Figure data in JSON
━━━━
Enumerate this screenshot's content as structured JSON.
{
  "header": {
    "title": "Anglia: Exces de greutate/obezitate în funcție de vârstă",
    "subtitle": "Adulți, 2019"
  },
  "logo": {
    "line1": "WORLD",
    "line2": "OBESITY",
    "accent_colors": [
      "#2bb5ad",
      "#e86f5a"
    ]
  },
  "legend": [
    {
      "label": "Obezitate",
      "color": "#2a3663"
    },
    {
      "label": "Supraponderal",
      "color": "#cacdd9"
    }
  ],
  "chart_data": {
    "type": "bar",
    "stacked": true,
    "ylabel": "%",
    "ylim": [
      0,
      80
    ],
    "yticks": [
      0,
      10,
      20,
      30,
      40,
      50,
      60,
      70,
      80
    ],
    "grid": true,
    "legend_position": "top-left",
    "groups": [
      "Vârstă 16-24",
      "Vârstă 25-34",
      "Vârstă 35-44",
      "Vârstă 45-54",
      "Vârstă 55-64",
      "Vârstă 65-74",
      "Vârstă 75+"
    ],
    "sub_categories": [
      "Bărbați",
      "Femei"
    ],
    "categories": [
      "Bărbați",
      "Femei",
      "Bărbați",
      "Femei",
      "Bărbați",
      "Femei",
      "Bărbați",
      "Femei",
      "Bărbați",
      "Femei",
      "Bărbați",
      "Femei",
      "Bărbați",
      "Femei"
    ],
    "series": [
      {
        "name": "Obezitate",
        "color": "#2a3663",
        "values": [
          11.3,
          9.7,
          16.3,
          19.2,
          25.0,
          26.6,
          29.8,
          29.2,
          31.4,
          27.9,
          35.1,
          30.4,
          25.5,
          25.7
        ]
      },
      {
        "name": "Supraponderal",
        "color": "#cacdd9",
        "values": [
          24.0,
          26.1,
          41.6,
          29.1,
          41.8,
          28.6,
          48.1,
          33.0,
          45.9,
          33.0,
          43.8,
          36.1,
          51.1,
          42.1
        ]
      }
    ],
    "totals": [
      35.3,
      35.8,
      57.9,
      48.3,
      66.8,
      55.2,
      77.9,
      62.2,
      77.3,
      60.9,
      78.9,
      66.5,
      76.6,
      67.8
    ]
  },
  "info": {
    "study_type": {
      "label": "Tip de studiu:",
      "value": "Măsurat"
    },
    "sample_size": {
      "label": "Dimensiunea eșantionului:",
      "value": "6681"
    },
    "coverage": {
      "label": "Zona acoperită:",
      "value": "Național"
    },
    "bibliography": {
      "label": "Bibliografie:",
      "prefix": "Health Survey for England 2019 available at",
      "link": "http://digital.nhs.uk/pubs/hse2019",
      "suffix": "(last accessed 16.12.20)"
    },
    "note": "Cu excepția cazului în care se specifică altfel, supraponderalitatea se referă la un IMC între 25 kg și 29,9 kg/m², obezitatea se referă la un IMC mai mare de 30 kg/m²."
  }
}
━━━━
Objective: Output all of the data above without any alteration.

Exercise result:
Enumerate this screenshot's content as structured JSON.
{
  "header": {
    "title": "Anglia: Exces de greutate/obezitate în funcție de vârstă",
    "subtitle": "Adulți, 2019"
  },
  "logo": {
    "line1": "WORLD",
    "line2": "OBESITY",
    "accent_colors": [
      "#2bb5ad",
      "#e86f5a"
    ]
  },
  "legend": [
    {
      "label": "Obezitate",
      "color": "#2a3663"
    },
    {
      "label": "Supraponderal",
      "color": "#cacdd9"
    }
  ],
  "chart_data": {
    "type": "bar",
    "stacked": true,
    "ylabel": "%",
    "ylim": [
      0,
      80
    ],
    "yticks": [
      0,
      10,
      20,
      30,
      40,
      50,
      60,
      70,
      80
    ],
    "grid": true,
    "legend_position": "top-left",
    "groups": [
      "Vârstă 16-24",
      "Vârstă 25-34",
      "Vârstă 35-44",
      "Vârstă 45-54",
      "Vârstă 55-64",
      "Vârstă 65-74",
      "Vârstă 75+"
    ],
    "sub_categories": [
      "Bărbați",
      "Femei"
    ],
    "categories": [
      "Bărbați",
      "Femei",
      "Bărbați",
      "Femei",
      "Bărbați",
      "Femei",
      "Bărbați",
      "Femei",
      "Bărbați",
      "Femei",
      "Bărbați",
      "Femei",
      "Bărbați",
      "Femei"
    ],
    "series": [
      {
        "name": "Obezitate",
        "color": "#2a3663",
        "values": [
          11.3,
          9.7,
          16.3,
          19.2,
          25.0,
          26.6,
          29.8,
          29.2,
          31.4,
          27.9,
          35.1,
          30.4,
          25.5,
          25.7
        ]
      },
      {
        "name": "Supraponderal",
        "color": "#cacdd9",
        "values": [
          24.0,
          26.1,
          41.6,
          29.1,
          41.8,
          28.6,
          48.1,
          33.0,
          45.9,
          33.0,
          43.8,
          36.1,
          51.1,
          42.1
        ]
      }
    ],
    "totals": [
      35.3,
      35.8,
      57.9,
      48.3,
      66.8,
      55.2,
      77.9,
      62.2,
      77.3,
      60.9,
      78.9,
      66.5,
      76.6,
      67.8
    ]
  },
  "info": {
    "study_type": {
      "label": "Tip de studiu:",
      "value": "Măsurat"
    },
    "sample_size": {
      "label": "Dimensiunea eșantionului:",
      "value": "6681"
    },
    "coverage": {
      "label": "Zona acoperită:",
      "value": "Național"
    },
    "bibliography": {
      "label": "Bibliografie:",
      "prefix": "Health Survey for England 2019 available at",
      "link": "http://digital.nhs.uk/pubs/hse2019",
      "suffix": "(last accessed 16.12.20)"
    },
    "note": "Cu excepția cazului în care se specifică altfel, supraponderalitatea se referă la un IMC între 25 kg și 29,9 kg/m², obezitatea se referă la un IMC mai mare de 30 kg/m²."
  }
}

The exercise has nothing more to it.